> [Task brief]: From the listing that follows, output everything exactly except the pictures.

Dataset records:
##########

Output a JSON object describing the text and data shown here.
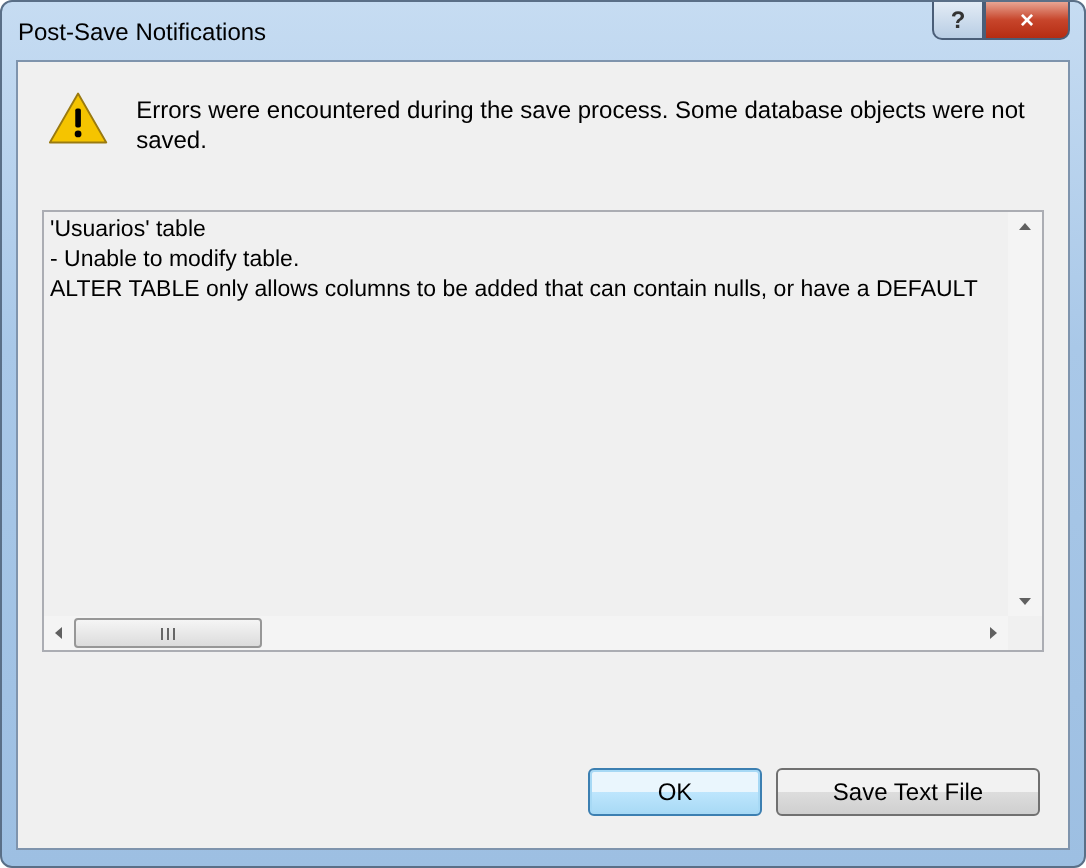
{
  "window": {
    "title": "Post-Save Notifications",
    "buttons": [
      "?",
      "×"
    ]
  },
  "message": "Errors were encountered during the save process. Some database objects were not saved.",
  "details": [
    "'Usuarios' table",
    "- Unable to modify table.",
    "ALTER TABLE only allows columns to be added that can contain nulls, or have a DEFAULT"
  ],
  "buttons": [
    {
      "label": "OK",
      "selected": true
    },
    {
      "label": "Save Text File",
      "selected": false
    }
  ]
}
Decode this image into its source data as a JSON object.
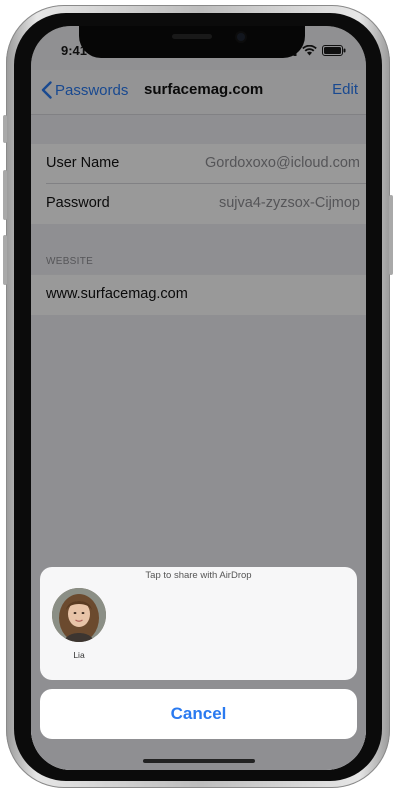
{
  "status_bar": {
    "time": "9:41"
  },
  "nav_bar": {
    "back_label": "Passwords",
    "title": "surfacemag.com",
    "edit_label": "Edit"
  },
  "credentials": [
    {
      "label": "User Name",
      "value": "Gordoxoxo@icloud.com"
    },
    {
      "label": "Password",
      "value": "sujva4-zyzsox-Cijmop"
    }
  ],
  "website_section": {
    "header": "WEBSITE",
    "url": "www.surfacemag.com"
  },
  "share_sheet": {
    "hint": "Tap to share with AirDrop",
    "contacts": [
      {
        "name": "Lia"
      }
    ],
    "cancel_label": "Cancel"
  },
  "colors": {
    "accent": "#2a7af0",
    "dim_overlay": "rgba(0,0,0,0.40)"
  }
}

##########

> [Full answer]:
Output a JSON object describing the text and data shown here.
{
  "window": {
    "title": "Post-Save Notifications",
    "buttons": [
      "?",
      "×"
    ]
  },
  "message": "Errors were encountered during the save process. Some database objects were not saved.",
  "details": [
    "'Usuarios' table",
    "- Unable to modify table.",
    "ALTER TABLE only allows columns to be added that can contain nulls, or have a DEFAULT"
  ],
  "buttons": [
    {
      "label": "OK",
      "selected": true
    },
    {
      "label": "Save Text File",
      "selected": false
    }
  ]
}
Decode this image into its source data as a JSON object.
{
  "status_bar": {
    "time": "9:41"
  },
  "nav_bar": {
    "back_label": "Passwords",
    "title": "surfacemag.com",
    "edit_label": "Edit"
  },
  "credentials": [
    {
      "label": "User Name",
      "value": "Gordoxoxo@icloud.com"
    },
    {
      "label": "Password",
      "value": "sujva4-zyzsox-Cijmop"
    }
  ],
  "website_section": {
    "header": "WEBSITE",
    "url": "www.surfacemag.com"
  },
  "share_sheet": {
    "hint": "Tap to share with AirDrop",
    "contacts": [
      {
        "name": "Lia"
      }
    ],
    "cancel_label": "Cancel"
  },
  "colors": {
    "accent": "#2a7af0",
    "dim_overlay": "rgba(0,0,0,0.40)"
  }
}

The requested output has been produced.